§ **What you are asked to do**: Copy out every line of the records below word for word, with no changes.

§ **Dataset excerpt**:

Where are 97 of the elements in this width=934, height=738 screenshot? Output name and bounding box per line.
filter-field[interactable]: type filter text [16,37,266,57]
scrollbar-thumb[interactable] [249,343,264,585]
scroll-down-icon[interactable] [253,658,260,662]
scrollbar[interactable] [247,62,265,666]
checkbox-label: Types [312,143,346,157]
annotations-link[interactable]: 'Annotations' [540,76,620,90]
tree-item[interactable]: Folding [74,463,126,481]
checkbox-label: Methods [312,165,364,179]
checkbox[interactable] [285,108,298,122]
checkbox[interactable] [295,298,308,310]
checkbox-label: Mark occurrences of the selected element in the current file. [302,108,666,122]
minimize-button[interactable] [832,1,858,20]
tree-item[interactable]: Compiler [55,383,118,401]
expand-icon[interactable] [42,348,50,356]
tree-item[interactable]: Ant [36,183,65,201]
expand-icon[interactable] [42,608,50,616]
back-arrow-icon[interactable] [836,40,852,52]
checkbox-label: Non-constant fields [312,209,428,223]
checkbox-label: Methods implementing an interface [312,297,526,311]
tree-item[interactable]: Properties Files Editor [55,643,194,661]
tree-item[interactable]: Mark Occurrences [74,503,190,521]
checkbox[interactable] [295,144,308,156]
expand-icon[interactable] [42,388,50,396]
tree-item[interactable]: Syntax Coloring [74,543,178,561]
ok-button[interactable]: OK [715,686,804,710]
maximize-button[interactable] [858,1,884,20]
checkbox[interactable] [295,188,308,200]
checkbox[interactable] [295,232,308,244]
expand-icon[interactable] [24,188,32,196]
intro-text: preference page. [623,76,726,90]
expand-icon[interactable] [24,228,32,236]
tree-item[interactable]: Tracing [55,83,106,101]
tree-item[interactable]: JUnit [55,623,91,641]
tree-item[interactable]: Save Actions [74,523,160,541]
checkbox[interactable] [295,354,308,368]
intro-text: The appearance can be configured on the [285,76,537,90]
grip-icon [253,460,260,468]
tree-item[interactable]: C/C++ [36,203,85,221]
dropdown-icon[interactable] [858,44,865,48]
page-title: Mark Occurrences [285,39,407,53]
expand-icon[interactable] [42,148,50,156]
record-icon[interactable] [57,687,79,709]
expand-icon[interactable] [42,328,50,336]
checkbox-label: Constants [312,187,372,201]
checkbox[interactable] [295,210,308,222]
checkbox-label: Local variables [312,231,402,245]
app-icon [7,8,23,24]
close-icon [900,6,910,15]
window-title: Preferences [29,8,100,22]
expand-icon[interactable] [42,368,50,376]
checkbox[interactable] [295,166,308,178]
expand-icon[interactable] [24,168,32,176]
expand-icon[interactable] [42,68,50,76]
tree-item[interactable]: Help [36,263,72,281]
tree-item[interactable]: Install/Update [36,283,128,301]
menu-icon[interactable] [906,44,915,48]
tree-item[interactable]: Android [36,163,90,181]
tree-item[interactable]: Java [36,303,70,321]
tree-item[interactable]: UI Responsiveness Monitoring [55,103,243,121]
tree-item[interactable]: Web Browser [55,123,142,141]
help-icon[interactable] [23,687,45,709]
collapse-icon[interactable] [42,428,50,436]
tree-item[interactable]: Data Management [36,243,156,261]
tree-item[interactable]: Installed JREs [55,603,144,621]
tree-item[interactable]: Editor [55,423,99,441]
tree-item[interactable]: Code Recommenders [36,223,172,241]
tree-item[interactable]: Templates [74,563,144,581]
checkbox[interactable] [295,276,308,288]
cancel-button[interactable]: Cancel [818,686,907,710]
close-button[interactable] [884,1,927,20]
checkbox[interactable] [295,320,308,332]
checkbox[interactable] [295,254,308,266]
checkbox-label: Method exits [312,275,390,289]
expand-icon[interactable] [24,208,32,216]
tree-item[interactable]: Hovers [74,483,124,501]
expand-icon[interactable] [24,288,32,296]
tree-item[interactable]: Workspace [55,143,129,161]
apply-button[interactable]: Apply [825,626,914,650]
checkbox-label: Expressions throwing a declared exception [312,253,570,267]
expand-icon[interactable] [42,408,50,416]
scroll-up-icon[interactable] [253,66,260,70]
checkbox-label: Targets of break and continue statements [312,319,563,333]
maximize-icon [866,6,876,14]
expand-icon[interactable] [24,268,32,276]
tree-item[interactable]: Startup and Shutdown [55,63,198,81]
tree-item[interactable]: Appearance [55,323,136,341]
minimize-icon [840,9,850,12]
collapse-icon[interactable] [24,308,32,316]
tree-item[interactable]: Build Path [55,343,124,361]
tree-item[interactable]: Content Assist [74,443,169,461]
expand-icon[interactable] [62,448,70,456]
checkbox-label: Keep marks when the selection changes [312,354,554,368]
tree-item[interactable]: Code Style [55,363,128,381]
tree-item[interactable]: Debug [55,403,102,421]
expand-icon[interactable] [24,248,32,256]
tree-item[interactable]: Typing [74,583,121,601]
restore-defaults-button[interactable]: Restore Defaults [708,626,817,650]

§ **Output of the task**:
Where are 97 of the elements in this width=934, height=738 screenshot? Output name and bounding box per line.
filter-field[interactable]: type filter text [16,37,266,57]
scrollbar-thumb[interactable] [249,343,264,585]
scroll-down-icon[interactable] [253,658,260,662]
scrollbar[interactable] [247,62,265,666]
checkbox-label: Types [312,143,346,157]
annotations-link[interactable]: 'Annotations' [540,76,620,90]
tree-item[interactable]: Folding [74,463,126,481]
checkbox-label: Methods [312,165,364,179]
checkbox[interactable] [285,108,298,122]
checkbox[interactable] [295,298,308,310]
checkbox-label: Mark occurrences of the selected element in the current file. [302,108,666,122]
minimize-button[interactable] [832,1,858,20]
tree-item[interactable]: Compiler [55,383,118,401]
expand-icon[interactable] [42,348,50,356]
tree-item[interactable]: Ant [36,183,65,201]
expand-icon[interactable] [42,608,50,616]
back-arrow-icon[interactable] [836,40,852,52]
checkbox-label: Non-constant fields [312,209,428,223]
checkbox-label: Methods implementing an interface [312,297,526,311]
tree-item[interactable]: Properties Files Editor [55,643,194,661]
tree-item[interactable]: Mark Occurrences [74,503,190,521]
checkbox[interactable] [295,144,308,156]
expand-icon[interactable] [42,388,50,396]
tree-item[interactable]: Syntax Coloring [74,543,178,561]
ok-button[interactable]: OK [715,686,804,710]
maximize-button[interactable] [858,1,884,20]
checkbox[interactable] [295,188,308,200]
checkbox[interactable] [295,232,308,244]
expand-icon[interactable] [24,188,32,196]
intro-text: preference page. [623,76,726,90]
expand-icon[interactable] [24,228,32,236]
tree-item[interactable]: Tracing [55,83,106,101]
tree-item[interactable]: JUnit [55,623,91,641]
tree-item[interactable]: Save Actions [74,523,160,541]
checkbox[interactable] [295,354,308,368]
intro-text: The appearance can be configured on the [285,76,537,90]
grip-icon [253,460,260,468]
tree-item[interactable]: C/C++ [36,203,85,221]
dropdown-icon[interactable] [858,44,865,48]
page-title: Mark Occurrences [285,39,407,53]
expand-icon[interactable] [42,148,50,156]
record-icon[interactable] [57,687,79,709]
expand-icon[interactable] [42,328,50,336]
checkbox-label: Constants [312,187,372,201]
checkbox[interactable] [295,210,308,222]
checkbox-label: Local variables [312,231,402,245]
app-icon [7,8,23,24]
close-icon [900,6,910,15]
window-title: Preferences [29,8,100,22]
expand-icon[interactable] [42,368,50,376]
checkbox[interactable] [295,166,308,178]
expand-icon[interactable] [24,168,32,176]
expand-icon[interactable] [42,68,50,76]
tree-item[interactable]: Help [36,263,72,281]
tree-item[interactable]: Install/Update [36,283,128,301]
menu-icon[interactable] [906,44,915,48]
tree-item[interactable]: Android [36,163,90,181]
tree-item[interactable]: Java [36,303,70,321]
tree-item[interactable]: UI Responsiveness Monitoring [55,103,243,121]
tree-item[interactable]: Web Browser [55,123,142,141]
help-icon[interactable] [23,687,45,709]
collapse-icon[interactable] [42,428,50,436]
tree-item[interactable]: Data Management [36,243,156,261]
tree-item[interactable]: Installed JREs [55,603,144,621]
tree-item[interactable]: Editor [55,423,99,441]
tree-item[interactable]: Code Recommenders [36,223,172,241]
tree-item[interactable]: Templates [74,563,144,581]
checkbox[interactable] [295,276,308,288]
cancel-button[interactable]: Cancel [818,686,907,710]
close-button[interactable] [884,1,927,20]
checkbox[interactable] [295,320,308,332]
checkbox[interactable] [295,254,308,266]
checkbox-label: Method exits [312,275,390,289]
expand-icon[interactable] [24,208,32,216]
tree-item[interactable]: Hovers [74,483,124,501]
expand-icon[interactable] [24,288,32,296]
tree-item[interactable]: Workspace [55,143,129,161]
apply-button[interactable]: Apply [825,626,914,650]
checkbox-label: Expressions throwing a declared exception [312,253,570,267]
expand-icon[interactable] [42,408,50,416]
scroll-up-icon[interactable] [253,66,260,70]
checkbox-label: Targets of break and continue statements [312,319,563,333]
maximize-icon [866,6,876,14]
expand-icon[interactable] [24,268,32,276]
tree-item[interactable]: Startup and Shutdown [55,63,198,81]
tree-item[interactable]: Appearance [55,323,136,341]
minimize-icon [840,9,850,12]
collapse-icon[interactable] [24,308,32,316]
tree-item[interactable]: Build Path [55,343,124,361]
tree-item[interactable]: Content Assist [74,443,169,461]
expand-icon[interactable] [62,448,70,456]
checkbox-label: Keep marks when the selection changes [312,354,554,368]
tree-item[interactable]: Code Style [55,363,128,381]
tree-item[interactable]: Debug [55,403,102,421]
expand-icon[interactable] [24,248,32,256]
tree-item[interactable]: Typing [74,583,121,601]
restore-defaults-button[interactable]: Restore Defaults [708,626,817,650]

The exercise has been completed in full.